Given data =
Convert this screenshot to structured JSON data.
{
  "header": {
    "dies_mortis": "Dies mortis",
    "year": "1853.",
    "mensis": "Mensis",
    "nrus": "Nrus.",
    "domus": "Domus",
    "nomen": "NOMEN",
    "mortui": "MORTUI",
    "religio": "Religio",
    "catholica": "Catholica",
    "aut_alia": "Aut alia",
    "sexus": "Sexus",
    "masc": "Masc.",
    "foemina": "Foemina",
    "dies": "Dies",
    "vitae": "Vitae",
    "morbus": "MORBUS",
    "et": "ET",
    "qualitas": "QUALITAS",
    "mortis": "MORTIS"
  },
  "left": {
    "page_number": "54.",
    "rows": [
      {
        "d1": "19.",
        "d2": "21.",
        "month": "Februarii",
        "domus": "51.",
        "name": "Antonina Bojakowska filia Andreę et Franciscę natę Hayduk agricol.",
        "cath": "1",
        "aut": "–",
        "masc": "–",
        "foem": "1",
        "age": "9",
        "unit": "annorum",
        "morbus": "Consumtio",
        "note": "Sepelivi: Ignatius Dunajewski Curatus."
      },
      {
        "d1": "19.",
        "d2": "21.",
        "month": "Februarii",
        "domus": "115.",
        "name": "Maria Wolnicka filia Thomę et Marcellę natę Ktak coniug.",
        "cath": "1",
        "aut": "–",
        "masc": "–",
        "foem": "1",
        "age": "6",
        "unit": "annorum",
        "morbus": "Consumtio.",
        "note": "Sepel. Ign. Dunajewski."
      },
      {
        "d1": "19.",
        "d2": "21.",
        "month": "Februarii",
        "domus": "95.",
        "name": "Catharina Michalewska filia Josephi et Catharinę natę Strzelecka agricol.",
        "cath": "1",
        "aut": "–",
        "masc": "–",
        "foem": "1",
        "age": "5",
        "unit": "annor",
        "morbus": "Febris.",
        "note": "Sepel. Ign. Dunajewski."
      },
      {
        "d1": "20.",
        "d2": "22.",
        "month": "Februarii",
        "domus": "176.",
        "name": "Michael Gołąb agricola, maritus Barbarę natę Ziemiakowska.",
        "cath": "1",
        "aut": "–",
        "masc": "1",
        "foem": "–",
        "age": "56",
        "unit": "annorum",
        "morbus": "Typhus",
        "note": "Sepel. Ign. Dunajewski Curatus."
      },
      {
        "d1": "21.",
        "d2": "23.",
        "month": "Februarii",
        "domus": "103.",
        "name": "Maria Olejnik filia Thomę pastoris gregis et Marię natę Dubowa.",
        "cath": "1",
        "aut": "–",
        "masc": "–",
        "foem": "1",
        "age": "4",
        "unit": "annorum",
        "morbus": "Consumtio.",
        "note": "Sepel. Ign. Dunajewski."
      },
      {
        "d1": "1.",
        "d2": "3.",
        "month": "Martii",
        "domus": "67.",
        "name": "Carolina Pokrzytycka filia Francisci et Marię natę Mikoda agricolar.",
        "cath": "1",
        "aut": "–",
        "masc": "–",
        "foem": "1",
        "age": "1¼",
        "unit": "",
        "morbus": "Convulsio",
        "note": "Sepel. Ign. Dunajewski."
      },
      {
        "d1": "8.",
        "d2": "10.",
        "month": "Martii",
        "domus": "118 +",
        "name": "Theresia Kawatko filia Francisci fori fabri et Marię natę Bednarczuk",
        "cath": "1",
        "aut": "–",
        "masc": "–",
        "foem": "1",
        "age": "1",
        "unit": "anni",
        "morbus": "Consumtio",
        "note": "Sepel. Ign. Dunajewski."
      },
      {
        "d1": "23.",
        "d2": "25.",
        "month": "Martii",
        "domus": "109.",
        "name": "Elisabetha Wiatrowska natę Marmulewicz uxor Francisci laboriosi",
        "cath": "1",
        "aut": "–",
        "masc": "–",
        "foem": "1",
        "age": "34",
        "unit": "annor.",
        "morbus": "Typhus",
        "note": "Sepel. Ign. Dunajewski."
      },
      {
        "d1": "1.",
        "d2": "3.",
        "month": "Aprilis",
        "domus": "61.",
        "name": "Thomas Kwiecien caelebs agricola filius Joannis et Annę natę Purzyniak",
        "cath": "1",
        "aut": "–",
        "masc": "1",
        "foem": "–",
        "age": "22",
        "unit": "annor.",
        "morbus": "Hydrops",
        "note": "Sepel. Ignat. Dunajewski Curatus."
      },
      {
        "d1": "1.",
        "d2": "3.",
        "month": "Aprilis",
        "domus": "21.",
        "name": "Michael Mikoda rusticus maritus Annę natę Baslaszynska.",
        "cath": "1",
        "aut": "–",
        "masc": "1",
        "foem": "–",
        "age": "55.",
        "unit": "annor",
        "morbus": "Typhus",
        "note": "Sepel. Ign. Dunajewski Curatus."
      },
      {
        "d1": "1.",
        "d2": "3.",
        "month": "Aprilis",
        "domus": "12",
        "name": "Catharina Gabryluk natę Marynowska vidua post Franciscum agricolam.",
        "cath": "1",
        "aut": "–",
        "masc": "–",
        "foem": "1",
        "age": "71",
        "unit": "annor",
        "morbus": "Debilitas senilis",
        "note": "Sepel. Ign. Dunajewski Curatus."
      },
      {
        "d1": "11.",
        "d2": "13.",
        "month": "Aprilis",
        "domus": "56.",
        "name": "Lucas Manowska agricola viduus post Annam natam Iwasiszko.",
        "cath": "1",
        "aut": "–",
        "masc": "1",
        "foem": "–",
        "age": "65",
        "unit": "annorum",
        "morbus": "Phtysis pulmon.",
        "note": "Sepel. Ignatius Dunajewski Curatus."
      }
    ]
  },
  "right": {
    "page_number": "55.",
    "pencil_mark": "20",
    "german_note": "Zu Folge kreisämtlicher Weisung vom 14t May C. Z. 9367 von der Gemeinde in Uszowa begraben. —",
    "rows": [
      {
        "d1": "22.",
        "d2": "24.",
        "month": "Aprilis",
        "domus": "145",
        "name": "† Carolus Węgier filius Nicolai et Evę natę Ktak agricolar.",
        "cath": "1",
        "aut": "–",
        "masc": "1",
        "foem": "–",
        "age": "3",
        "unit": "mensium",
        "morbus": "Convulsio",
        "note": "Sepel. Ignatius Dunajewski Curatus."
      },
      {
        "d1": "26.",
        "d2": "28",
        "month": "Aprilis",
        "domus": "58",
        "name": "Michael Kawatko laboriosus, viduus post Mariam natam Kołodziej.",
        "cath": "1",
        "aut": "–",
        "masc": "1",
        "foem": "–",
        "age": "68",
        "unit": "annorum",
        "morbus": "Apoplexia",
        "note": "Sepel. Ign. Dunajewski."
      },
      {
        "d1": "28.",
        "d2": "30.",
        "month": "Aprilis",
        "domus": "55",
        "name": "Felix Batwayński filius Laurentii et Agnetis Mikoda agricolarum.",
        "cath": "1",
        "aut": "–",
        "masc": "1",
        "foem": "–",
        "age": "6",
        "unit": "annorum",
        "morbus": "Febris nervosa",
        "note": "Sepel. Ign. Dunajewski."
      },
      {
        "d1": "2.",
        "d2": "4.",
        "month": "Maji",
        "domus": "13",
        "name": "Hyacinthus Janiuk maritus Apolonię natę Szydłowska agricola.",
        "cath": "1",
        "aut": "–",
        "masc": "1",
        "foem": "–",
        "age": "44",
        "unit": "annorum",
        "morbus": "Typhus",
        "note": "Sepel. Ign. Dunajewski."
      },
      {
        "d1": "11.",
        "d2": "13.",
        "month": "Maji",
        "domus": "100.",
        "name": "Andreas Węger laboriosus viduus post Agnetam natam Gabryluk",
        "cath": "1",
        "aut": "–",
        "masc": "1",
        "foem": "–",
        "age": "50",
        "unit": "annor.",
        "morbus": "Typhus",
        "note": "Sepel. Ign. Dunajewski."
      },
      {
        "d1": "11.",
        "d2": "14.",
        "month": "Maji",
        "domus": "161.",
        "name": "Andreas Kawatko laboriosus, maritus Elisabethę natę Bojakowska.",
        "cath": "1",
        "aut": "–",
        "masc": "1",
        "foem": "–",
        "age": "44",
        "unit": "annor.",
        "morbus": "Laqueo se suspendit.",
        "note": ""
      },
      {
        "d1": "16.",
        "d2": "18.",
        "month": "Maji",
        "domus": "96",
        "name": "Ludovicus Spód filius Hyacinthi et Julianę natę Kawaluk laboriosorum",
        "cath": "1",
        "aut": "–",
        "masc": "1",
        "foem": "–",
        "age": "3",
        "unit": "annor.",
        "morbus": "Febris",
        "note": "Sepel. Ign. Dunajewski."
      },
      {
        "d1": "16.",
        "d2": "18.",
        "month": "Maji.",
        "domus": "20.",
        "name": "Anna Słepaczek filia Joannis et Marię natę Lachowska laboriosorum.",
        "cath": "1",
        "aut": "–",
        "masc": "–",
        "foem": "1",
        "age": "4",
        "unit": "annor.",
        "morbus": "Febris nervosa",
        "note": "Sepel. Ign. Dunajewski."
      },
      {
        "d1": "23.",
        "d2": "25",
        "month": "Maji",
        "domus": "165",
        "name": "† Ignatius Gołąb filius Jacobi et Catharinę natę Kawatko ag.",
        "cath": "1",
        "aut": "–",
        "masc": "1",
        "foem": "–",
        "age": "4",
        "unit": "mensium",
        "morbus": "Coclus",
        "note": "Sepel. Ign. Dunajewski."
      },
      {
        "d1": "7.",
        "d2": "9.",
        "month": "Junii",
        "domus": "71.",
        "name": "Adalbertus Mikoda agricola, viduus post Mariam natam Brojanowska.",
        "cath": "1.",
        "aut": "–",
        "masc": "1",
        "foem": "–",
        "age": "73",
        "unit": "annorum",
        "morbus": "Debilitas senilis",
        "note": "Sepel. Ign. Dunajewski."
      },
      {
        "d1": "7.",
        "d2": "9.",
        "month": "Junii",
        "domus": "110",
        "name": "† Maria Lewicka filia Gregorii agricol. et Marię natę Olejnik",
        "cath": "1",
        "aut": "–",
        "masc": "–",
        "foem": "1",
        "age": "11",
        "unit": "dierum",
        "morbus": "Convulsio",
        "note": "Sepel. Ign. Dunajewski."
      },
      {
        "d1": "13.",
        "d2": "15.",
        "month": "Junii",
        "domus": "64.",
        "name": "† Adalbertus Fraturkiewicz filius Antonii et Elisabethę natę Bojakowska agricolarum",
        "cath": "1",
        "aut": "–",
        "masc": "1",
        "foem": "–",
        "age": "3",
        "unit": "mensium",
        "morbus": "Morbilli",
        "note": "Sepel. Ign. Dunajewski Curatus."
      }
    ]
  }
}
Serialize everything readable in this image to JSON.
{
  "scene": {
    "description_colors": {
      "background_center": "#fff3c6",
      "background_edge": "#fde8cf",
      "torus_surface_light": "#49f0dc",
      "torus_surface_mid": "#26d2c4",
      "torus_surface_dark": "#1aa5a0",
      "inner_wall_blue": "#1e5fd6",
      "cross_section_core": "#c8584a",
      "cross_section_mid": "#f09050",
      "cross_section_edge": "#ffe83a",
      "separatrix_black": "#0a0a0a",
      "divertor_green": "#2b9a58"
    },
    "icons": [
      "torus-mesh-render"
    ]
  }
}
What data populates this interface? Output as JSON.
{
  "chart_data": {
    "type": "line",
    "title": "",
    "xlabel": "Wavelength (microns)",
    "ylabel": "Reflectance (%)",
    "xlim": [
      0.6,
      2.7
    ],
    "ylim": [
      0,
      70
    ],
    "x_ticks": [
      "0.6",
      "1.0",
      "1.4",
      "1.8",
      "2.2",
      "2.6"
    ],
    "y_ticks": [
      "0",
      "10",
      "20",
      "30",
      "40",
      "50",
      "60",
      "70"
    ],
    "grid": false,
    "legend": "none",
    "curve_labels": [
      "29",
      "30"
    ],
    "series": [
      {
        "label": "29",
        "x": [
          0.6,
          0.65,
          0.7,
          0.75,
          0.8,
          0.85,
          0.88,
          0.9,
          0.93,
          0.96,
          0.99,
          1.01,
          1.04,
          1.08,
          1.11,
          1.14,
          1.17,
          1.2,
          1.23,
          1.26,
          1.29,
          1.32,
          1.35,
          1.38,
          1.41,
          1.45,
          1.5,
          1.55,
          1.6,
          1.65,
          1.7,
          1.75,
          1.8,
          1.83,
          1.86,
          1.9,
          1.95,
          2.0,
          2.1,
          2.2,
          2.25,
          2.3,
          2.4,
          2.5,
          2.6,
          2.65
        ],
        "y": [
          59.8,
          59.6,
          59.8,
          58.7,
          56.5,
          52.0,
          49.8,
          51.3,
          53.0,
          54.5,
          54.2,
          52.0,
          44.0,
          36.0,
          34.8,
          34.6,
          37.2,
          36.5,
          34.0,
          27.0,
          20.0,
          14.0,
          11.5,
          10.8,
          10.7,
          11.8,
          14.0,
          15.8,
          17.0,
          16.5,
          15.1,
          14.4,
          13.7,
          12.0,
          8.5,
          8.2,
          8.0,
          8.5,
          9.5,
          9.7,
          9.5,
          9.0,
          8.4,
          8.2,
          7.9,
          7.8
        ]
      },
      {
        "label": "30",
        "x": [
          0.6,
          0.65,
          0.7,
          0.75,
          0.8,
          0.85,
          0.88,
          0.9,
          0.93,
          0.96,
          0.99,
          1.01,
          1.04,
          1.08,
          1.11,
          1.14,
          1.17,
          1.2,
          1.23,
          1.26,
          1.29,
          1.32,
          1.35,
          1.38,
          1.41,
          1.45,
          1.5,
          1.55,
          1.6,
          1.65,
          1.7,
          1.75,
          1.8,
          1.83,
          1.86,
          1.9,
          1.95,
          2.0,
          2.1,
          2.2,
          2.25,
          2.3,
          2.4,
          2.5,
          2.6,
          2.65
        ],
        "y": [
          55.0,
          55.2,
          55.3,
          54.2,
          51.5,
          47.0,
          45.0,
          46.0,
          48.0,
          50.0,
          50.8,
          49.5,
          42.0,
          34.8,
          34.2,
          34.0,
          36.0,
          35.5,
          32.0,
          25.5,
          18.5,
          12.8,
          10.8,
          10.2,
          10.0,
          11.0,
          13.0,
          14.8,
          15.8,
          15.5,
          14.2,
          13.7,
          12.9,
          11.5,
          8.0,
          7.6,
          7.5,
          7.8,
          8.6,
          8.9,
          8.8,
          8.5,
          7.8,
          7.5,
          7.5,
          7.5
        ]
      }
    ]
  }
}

Exercise requirements = Copy every single line of the material above that holds "Ktak".

Finished task =
        "name": "Maria Wolnicka filia Thomę et Marcellę natę Ktak coniug.",
        "name": "† Carolus Węgier filius Nicolai et Evę natę Ktak agricolar.",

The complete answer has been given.